Start of Source passage

The most fundamental difference here is panel technology. The Philips 77OLED810/12 uses an OLED panel, where each pixel produces its own light and can switch off entirely, delivering true blacks and effectively infinite contrast. The TCL 85C9K relies on QLED Mini-LED LCD technology, which uses a dense array of small LEDs behind an LCD layer to dramatically improve local dimming over conventional LED screens — it gets brighter and avoids the faint glow (blooming) of older LCD sets, but it still cannot match OLED's pixel-level precision. In a dark room, the Philips will look more cinematic; in a bright living room, the TCL's higher potential peak brightness (a characteristic of Mini-LED panels) can hold its own.
Both screens share the same 3840 x 2160 (4K UHD) resolution, 144Hz refresh rate, 10-bit color depth, and full HDR suite (HDR10, HDR10+, Dolby Vision, HLG), so neither has an edge on those fronts. The Philips does land a slightly higher pixel density of 57 ppi versus the TCL's 52 ppi — a direct consequence of fitting the same resolution into a smaller 77″ panel versus an 85″ one. Up close, the Philips image will appear marginally sharper, though at typical viewing distances both are effectively indistinguishable. The TCL's larger screen compensates by offering more visual real estate, which matters for immersive viewing in a spacious room.

End of Source passage

Things to do
A. According to the TV comparison, what pixel density does the Philips 77OLED810/12 have?
B. Please output, word for word, the part of the TV comparison that opens with the words containing "The most fundamental" and closes with "hold its own.".

Start of Extracted records

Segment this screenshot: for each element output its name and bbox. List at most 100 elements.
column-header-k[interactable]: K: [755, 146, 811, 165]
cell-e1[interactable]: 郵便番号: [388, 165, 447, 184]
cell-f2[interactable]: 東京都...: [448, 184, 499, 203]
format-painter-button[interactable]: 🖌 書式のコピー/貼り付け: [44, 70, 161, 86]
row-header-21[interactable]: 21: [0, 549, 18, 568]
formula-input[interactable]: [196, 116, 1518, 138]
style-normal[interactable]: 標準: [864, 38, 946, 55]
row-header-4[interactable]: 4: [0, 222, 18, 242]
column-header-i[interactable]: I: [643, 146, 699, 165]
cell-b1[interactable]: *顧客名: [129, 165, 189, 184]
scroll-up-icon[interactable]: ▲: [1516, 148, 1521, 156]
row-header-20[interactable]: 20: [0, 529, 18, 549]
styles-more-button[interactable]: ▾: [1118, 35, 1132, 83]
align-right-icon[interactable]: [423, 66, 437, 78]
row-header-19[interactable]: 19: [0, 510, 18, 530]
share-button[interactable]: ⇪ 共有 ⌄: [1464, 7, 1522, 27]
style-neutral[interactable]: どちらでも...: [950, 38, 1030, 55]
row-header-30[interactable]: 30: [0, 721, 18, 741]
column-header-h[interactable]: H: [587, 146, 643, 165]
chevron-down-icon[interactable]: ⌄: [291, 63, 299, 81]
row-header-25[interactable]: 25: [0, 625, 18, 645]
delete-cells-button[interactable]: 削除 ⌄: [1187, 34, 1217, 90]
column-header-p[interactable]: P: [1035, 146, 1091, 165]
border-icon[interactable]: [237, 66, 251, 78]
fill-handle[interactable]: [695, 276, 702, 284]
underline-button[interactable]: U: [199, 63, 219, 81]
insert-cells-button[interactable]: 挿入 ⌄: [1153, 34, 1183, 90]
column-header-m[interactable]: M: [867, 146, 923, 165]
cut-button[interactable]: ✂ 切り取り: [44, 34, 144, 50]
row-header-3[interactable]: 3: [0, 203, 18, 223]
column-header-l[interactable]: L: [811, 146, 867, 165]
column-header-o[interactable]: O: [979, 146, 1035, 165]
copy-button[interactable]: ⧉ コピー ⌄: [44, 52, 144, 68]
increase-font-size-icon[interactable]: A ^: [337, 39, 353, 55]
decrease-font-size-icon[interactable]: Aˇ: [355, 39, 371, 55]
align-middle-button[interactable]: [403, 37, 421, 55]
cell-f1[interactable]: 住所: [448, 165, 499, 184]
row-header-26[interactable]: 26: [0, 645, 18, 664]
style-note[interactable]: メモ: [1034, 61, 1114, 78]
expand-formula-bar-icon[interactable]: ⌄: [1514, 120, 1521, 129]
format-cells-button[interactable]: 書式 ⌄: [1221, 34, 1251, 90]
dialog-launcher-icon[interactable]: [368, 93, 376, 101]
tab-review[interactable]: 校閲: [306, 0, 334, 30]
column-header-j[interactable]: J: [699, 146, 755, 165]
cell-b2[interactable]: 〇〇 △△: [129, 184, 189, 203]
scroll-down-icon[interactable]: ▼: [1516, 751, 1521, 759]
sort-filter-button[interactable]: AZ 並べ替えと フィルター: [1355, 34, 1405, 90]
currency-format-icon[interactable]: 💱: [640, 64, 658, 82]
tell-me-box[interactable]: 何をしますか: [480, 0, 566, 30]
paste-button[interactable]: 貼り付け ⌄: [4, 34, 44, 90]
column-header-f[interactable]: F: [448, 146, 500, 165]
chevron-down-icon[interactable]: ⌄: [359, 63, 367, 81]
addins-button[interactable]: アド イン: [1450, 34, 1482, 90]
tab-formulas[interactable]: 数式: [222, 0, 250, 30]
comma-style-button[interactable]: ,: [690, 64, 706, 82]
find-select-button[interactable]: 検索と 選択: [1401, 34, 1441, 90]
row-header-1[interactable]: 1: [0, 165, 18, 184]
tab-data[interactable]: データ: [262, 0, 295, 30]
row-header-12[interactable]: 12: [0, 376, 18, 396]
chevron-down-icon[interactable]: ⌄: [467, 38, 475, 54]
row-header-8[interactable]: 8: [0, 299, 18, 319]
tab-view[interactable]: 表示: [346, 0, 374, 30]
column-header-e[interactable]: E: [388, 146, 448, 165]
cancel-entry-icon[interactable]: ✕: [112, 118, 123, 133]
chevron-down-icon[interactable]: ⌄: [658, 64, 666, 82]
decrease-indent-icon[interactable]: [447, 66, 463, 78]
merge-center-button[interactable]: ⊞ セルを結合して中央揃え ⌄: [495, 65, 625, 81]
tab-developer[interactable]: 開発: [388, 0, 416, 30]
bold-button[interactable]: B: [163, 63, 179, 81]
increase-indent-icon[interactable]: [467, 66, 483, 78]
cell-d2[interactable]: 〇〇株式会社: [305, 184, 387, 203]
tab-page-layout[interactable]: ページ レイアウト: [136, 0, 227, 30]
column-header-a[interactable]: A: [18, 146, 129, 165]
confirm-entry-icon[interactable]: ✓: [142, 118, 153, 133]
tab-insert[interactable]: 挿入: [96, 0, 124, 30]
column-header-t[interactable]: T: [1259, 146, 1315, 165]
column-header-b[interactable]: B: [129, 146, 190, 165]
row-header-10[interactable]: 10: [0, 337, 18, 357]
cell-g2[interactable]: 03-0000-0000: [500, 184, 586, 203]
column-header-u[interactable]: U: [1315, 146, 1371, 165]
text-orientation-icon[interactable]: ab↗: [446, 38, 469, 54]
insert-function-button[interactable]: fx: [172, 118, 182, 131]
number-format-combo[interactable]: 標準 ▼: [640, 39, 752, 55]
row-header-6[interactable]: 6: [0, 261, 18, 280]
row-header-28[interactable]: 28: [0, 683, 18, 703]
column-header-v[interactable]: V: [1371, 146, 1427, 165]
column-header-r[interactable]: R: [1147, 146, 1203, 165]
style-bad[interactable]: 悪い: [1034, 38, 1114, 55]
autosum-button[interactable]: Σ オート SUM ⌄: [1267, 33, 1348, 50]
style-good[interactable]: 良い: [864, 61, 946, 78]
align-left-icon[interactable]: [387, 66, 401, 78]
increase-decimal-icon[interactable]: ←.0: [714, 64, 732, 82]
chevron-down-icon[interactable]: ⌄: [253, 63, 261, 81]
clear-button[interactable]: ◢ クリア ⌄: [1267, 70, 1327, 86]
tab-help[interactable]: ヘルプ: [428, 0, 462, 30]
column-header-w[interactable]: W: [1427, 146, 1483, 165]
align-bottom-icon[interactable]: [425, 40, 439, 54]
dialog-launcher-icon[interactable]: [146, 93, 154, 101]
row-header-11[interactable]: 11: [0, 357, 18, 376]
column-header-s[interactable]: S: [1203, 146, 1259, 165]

End of Extracted records

Task-by-task outputs
A. 57 ppi

B.
The most fundamental difference here is panel technology. The Philips 77OLED810/12 uses an OLED panel, where each pixel produces its own light and can switch off entirely, delivering true blacks and effectively infinite contrast. The TCL 85C9K relies on QLED Mini-LED LCD technology, which uses a dense array of small LEDs behind an LCD layer to dramatically improve local dimming over conventional LED screens — it gets brighter and avoids the faint glow (blooming) of older LCD sets, but it still cannot match OLED's pixel-level precision. In a dark room, the Philips will look more cinematic; in a bright living room, the TCL's higher potential peak brightness (a characteristic of Mini-LED panels) can hold its own.